# GIVEN INSTRUCTION
Produce a verbatim copy of the entries listed below.

++++++++++++++++++++

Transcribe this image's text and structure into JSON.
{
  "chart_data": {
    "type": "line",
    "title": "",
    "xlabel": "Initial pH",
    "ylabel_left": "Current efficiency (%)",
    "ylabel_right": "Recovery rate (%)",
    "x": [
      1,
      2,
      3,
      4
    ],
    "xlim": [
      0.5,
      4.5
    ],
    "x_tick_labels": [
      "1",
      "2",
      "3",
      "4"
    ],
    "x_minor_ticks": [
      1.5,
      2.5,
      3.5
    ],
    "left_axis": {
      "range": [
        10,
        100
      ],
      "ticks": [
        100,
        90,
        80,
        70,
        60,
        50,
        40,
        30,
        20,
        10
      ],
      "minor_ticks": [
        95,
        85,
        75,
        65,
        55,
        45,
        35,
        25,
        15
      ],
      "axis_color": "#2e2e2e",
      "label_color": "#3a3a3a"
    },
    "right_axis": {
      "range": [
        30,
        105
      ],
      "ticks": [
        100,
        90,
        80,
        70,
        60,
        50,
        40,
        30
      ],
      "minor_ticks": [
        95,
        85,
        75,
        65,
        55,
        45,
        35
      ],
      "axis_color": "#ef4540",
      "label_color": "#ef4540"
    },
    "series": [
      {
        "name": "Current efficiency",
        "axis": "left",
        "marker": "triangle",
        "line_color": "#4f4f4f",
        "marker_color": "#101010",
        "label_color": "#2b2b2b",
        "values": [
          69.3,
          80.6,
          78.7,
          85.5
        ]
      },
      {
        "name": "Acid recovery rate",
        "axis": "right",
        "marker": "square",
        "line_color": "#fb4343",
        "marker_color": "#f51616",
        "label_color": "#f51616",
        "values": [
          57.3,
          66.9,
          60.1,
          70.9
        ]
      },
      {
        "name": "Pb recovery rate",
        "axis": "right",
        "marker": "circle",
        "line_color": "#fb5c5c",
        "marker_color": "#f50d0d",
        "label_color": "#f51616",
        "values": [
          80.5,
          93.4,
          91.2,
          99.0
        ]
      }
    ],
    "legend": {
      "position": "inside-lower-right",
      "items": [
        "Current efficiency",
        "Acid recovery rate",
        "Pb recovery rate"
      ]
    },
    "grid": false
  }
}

++++++++++++++++++++

# SOLUTION TO THE PROBLEM
Transcribe this image's text and structure into JSON.
{
  "chart_data": {
    "type": "line",
    "title": "",
    "xlabel": "Initial pH",
    "ylabel_left": "Current efficiency (%)",
    "ylabel_right": "Recovery rate (%)",
    "x": [
      1,
      2,
      3,
      4
    ],
    "xlim": [
      0.5,
      4.5
    ],
    "x_tick_labels": [
      "1",
      "2",
      "3",
      "4"
    ],
    "x_minor_ticks": [
      1.5,
      2.5,
      3.5
    ],
    "left_axis": {
      "range": [
        10,
        100
      ],
      "ticks": [
        100,
        90,
        80,
        70,
        60,
        50,
        40,
        30,
        20,
        10
      ],
      "minor_ticks": [
        95,
        85,
        75,
        65,
        55,
        45,
        35,
        25,
        15
      ],
      "axis_color": "#2e2e2e",
      "label_color": "#3a3a3a"
    },
    "right_axis": {
      "range": [
        30,
        105
      ],
      "ticks": [
        100,
        90,
        80,
        70,
        60,
        50,
        40,
        30
      ],
      "minor_ticks": [
        95,
        85,
        75,
        65,
        55,
        45,
        35
      ],
      "axis_color": "#ef4540",
      "label_color": "#ef4540"
    },
    "series": [
      {
        "name": "Current efficiency",
        "axis": "left",
        "marker": "triangle",
        "line_color": "#4f4f4f",
        "marker_color": "#101010",
        "label_color": "#2b2b2b",
        "values": [
          69.3,
          80.6,
          78.7,
          85.5
        ]
      },
      {
        "name": "Acid recovery rate",
        "axis": "right",
        "marker": "square",
        "line_color": "#fb4343",
        "marker_color": "#f51616",
        "label_color": "#f51616",
        "values": [
          57.3,
          66.9,
          60.1,
          70.9
        ]
      },
      {
        "name": "Pb recovery rate",
        "axis": "right",
        "marker": "circle",
        "line_color": "#fb5c5c",
        "marker_color": "#f50d0d",
        "label_color": "#f51616",
        "values": [
          80.5,
          93.4,
          91.2,
          99.0
        ]
      }
    ],
    "legend": {
      "position": "inside-lower-right",
      "items": [
        "Current efficiency",
        "Acid recovery rate",
        "Pb recovery rate"
      ]
    },
    "grid": false
  }
}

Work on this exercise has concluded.